-- Data to process --
_ _ _ _ _ _ _

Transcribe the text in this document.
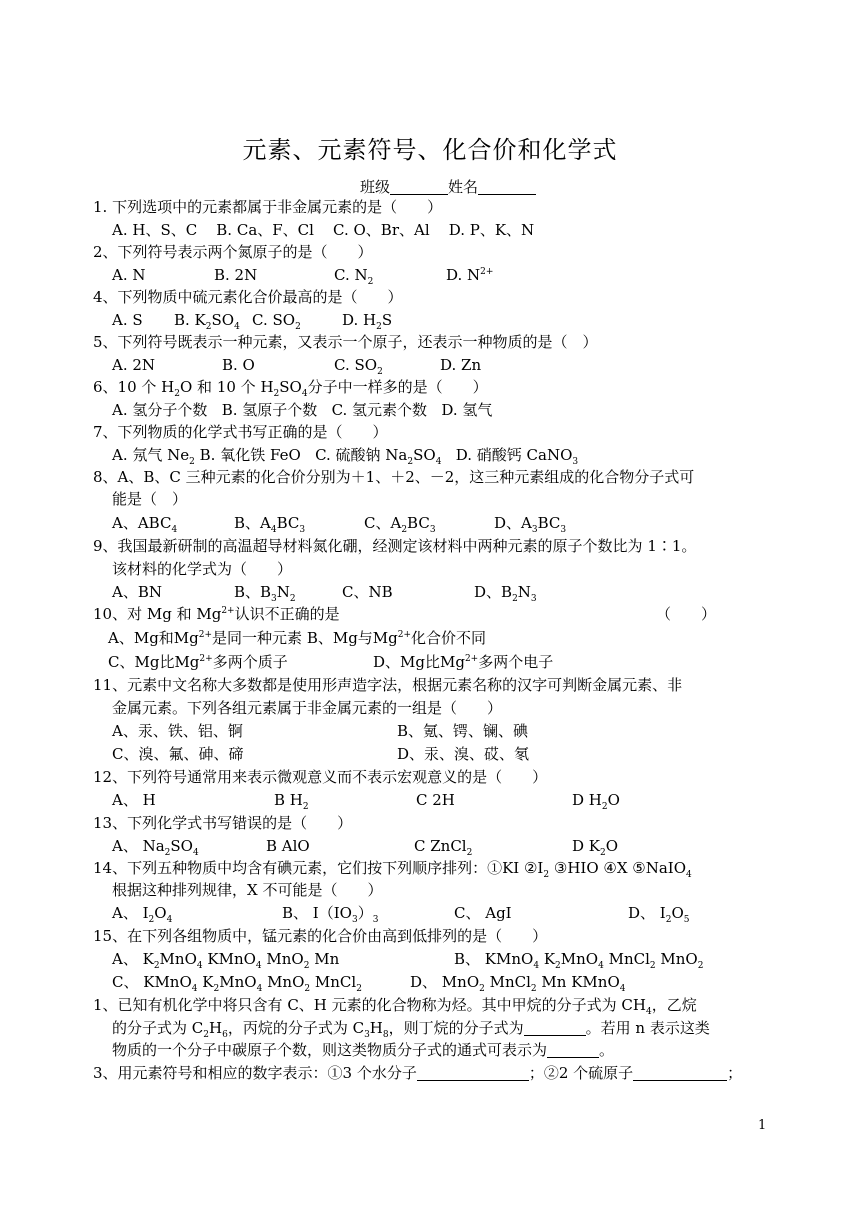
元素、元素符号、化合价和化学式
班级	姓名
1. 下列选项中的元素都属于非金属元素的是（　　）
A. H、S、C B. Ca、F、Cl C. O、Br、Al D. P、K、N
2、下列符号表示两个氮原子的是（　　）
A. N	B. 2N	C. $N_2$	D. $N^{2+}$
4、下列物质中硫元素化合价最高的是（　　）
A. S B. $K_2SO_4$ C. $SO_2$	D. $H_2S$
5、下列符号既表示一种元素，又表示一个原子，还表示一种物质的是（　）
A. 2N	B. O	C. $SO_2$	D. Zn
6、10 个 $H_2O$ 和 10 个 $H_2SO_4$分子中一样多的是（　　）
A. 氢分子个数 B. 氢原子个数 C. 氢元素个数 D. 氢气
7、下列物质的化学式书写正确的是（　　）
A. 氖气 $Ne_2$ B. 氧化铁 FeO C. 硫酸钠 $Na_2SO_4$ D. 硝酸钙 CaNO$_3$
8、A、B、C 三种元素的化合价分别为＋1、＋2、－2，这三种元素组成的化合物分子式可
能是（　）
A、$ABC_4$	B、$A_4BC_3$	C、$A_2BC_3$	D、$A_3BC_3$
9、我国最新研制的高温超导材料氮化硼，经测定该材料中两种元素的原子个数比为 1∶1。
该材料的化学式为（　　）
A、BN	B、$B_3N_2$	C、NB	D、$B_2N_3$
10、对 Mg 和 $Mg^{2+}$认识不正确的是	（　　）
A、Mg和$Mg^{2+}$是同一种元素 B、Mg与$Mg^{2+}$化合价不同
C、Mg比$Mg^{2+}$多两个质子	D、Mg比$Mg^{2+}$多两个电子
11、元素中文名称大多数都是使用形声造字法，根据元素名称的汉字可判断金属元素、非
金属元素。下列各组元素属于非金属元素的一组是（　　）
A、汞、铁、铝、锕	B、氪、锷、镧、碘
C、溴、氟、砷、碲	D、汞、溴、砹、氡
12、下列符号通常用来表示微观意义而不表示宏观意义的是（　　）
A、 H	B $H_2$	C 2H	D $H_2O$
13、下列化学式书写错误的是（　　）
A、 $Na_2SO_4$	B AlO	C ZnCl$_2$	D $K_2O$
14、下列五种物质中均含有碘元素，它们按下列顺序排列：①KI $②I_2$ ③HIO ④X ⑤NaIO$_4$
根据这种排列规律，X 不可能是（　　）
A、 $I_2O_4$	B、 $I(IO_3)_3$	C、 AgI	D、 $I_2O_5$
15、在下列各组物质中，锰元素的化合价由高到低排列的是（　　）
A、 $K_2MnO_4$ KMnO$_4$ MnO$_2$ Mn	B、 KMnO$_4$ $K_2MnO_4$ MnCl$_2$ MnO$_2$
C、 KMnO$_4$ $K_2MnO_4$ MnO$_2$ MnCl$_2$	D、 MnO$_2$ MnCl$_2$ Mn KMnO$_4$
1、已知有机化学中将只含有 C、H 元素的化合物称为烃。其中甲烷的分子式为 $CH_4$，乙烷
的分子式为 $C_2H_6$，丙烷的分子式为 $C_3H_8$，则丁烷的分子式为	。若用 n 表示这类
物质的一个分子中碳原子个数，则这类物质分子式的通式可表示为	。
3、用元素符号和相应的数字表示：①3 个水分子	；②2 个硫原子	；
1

_ _ _ _ _ _ _

-- What you will do --
Only the count is wanted: report how many lines of the material above hold the word "KMnO".

-- Written response --
2